--- Begin RECORDS SUPPLIED ---

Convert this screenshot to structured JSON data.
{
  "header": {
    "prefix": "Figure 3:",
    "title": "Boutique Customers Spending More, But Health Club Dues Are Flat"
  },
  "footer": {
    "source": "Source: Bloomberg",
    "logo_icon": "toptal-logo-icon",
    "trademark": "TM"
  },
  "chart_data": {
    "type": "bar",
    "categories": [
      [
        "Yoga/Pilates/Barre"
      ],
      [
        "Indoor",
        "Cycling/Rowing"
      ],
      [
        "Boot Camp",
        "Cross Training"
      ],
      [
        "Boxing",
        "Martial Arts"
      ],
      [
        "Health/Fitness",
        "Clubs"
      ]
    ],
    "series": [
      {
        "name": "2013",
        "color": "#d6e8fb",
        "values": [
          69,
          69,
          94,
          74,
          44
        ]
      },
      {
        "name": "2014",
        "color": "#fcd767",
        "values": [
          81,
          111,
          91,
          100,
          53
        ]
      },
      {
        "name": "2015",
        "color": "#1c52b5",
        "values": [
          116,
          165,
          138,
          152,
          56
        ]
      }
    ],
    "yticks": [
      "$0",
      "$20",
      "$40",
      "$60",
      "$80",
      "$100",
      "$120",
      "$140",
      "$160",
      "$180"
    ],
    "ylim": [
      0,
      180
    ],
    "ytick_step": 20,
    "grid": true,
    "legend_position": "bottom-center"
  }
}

--- End RECORDS SUPPLIED ---

- **STATED PROBLEM**
Above are some records. Print them all exactly.

- **SOLUTION FOR THIS EXERCISE**
Convert this screenshot to structured JSON data.
{
  "header": {
    "prefix": "Figure 3:",
    "title": "Boutique Customers Spending More, But Health Club Dues Are Flat"
  },
  "footer": {
    "source": "Source: Bloomberg",
    "logo_icon": "toptal-logo-icon",
    "trademark": "TM"
  },
  "chart_data": {
    "type": "bar",
    "categories": [
      [
        "Yoga/Pilates/Barre"
      ],
      [
        "Indoor",
        "Cycling/Rowing"
      ],
      [
        "Boot Camp",
        "Cross Training"
      ],
      [
        "Boxing",
        "Martial Arts"
      ],
      [
        "Health/Fitness",
        "Clubs"
      ]
    ],
    "series": [
      {
        "name": "2013",
        "color": "#d6e8fb",
        "values": [
          69,
          69,
          94,
          74,
          44
        ]
      },
      {
        "name": "2014",
        "color": "#fcd767",
        "values": [
          81,
          111,
          91,
          100,
          53
        ]
      },
      {
        "name": "2015",
        "color": "#1c52b5",
        "values": [
          116,
          165,
          138,
          152,
          56
        ]
      }
    ],
    "yticks": [
      "$0",
      "$20",
      "$40",
      "$60",
      "$80",
      "$100",
      "$120",
      "$140",
      "$160",
      "$180"
    ],
    "ylim": [
      0,
      180
    ],
    "ytick_step": 20,
    "grid": true,
    "legend_position": "bottom-center"
  }
}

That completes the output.